# WHAT TO DO:
Establish how many lines in the material include the string "trabajo" and report it as a lone number.

# PROVIDED DATA:
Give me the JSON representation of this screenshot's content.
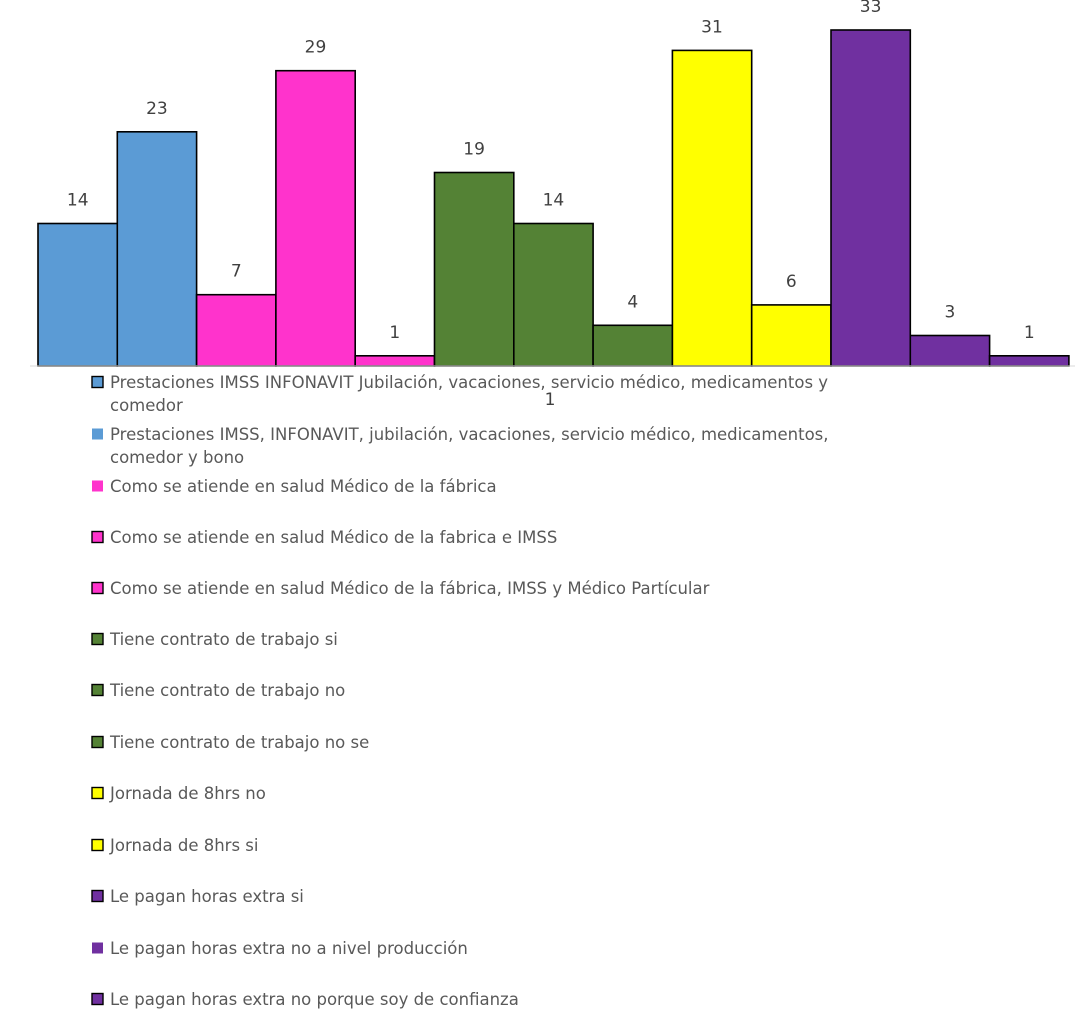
{
  "chart_data": {
    "type": "bar",
    "ylim": [
      0,
      33
    ],
    "grid": false,
    "legend_position": "bottom",
    "series": [
      {
        "name": "Prestaciones IMSS INFONAVIT Jubilación, vacaciones, servicio médico, medicamentos y comedor",
        "value": 14,
        "color": "#5b9bd5",
        "marker_style": "outlined"
      },
      {
        "name": "Prestaciones IMSS, INFONAVIT, jubilación, vacaciones, servicio médico, medicamentos, comedor y bono",
        "value": 23,
        "color": "#5b9bd5",
        "marker_style": "filled"
      },
      {
        "name": "Como se atiende en salud Médico de la fábrica",
        "value": 7,
        "color": "#ff33cc",
        "marker_style": "filled"
      },
      {
        "name": "Como se atiende en salud Médico de la fabrica e IMSS",
        "value": 29,
        "color": "#ff33cc",
        "marker_style": "outlined"
      },
      {
        "name": "Como se atiende en salud Médico de la fábrica, IMSS y Médico Partícular",
        "value": 1,
        "color": "#ff33cc",
        "marker_style": "outlined"
      },
      {
        "name": "Tiene contrato de trabajo si",
        "value": 19,
        "color": "#548235",
        "marker_style": "outlined"
      },
      {
        "name": "Tiene contrato de trabajo no",
        "value": 14,
        "color": "#548235",
        "marker_style": "outlined"
      },
      {
        "name": "Tiene contrato de trabajo no se",
        "value": 4,
        "color": "#548235",
        "marker_style": "outlined"
      },
      {
        "name": "Jornada de 8hrs no",
        "value": 31,
        "color": "#ffff00",
        "marker_style": "outlined"
      },
      {
        "name": "Jornada de 8hrs si",
        "value": 6,
        "color": "#ffff00",
        "marker_style": "outlined"
      },
      {
        "name": "Le pagan horas extra si",
        "value": 33,
        "color": "#7030a0",
        "marker_style": "outlined"
      },
      {
        "name": "Le pagan horas extra no  a nivel producción",
        "value": 3,
        "color": "#7030a0",
        "marker_style": "filled"
      },
      {
        "name": "Le pagan horas extra no porque soy de confianza",
        "value": 1,
        "color": "#7030a0",
        "marker_style": "outlined"
      }
    ],
    "annotations": [
      "1"
    ]
  }
}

# EXERCISE ANSWER:
3